begin

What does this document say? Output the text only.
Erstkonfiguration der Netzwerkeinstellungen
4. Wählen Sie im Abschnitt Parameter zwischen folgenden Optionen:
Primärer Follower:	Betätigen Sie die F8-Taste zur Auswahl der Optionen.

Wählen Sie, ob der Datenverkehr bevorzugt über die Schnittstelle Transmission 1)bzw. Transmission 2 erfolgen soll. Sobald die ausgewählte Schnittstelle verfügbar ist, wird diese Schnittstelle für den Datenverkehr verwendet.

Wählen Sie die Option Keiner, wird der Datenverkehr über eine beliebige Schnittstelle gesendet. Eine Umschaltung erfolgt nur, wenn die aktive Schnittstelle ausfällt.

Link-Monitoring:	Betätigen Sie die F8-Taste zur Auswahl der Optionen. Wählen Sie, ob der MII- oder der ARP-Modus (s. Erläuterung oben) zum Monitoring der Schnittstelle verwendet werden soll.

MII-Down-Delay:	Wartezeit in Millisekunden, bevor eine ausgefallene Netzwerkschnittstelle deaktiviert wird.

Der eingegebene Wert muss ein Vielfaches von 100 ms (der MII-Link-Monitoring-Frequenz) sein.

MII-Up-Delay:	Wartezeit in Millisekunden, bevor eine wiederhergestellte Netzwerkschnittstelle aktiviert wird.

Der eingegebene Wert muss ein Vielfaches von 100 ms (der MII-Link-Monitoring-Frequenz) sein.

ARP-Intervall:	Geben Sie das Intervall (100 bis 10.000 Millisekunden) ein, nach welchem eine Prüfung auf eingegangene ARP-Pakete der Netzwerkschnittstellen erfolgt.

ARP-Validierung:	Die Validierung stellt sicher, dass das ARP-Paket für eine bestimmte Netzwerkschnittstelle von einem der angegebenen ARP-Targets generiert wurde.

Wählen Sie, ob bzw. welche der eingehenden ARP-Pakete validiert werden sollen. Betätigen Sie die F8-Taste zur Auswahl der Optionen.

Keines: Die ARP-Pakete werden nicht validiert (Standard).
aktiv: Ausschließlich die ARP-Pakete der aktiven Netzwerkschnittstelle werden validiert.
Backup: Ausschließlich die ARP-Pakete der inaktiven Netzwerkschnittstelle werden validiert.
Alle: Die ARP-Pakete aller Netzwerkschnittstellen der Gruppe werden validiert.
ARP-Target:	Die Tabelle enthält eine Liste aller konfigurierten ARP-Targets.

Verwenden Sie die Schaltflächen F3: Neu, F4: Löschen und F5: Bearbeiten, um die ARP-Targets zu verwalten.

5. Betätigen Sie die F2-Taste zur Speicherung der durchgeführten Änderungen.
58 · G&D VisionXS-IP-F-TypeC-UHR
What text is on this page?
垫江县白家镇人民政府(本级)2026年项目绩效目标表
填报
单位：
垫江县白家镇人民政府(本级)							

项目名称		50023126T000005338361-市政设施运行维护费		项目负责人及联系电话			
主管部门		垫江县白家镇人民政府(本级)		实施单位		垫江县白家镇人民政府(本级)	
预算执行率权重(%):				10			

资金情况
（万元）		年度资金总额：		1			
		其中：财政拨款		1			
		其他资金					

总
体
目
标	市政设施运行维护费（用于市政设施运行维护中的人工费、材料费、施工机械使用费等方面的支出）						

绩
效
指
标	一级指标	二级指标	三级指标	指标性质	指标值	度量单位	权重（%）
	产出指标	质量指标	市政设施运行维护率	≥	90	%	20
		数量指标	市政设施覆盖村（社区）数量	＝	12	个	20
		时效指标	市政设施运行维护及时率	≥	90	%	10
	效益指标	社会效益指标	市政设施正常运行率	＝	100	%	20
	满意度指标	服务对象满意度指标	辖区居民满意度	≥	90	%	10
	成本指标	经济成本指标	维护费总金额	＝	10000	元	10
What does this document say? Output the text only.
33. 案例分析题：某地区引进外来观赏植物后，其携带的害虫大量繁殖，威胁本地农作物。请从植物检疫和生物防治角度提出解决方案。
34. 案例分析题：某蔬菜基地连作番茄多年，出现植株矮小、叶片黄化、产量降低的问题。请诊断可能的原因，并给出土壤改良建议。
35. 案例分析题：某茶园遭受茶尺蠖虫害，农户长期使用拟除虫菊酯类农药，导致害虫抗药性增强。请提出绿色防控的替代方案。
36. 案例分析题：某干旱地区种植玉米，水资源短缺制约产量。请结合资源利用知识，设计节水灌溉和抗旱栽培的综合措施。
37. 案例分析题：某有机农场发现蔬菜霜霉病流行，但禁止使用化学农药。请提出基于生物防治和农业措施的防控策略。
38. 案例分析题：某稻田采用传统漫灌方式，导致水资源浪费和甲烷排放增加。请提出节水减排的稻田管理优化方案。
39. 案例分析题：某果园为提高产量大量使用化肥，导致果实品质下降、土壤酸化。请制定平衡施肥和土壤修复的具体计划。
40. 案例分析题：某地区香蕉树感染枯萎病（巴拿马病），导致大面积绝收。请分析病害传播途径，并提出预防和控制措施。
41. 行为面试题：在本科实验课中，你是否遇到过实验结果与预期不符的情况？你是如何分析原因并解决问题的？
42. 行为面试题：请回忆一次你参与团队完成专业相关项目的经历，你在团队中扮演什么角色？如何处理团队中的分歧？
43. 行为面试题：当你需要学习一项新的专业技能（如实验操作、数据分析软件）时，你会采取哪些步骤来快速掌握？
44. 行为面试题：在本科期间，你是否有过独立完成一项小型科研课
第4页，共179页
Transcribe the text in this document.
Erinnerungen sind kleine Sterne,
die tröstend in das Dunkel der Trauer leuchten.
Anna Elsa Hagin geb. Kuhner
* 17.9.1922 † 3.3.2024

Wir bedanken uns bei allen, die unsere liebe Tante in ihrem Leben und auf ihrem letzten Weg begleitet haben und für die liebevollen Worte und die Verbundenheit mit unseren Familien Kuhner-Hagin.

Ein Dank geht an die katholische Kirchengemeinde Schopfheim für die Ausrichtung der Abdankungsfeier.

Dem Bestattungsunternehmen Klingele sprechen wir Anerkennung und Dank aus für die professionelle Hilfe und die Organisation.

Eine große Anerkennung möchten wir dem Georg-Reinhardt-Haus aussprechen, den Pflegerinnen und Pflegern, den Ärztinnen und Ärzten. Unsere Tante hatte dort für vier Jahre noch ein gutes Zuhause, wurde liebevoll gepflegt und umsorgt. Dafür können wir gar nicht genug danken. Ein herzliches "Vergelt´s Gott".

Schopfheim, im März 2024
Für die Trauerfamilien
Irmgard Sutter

end

Problem => Work out how many lines of the listing above include the word "Kuhner". Reply with nothing but the count.

Answer in full => 2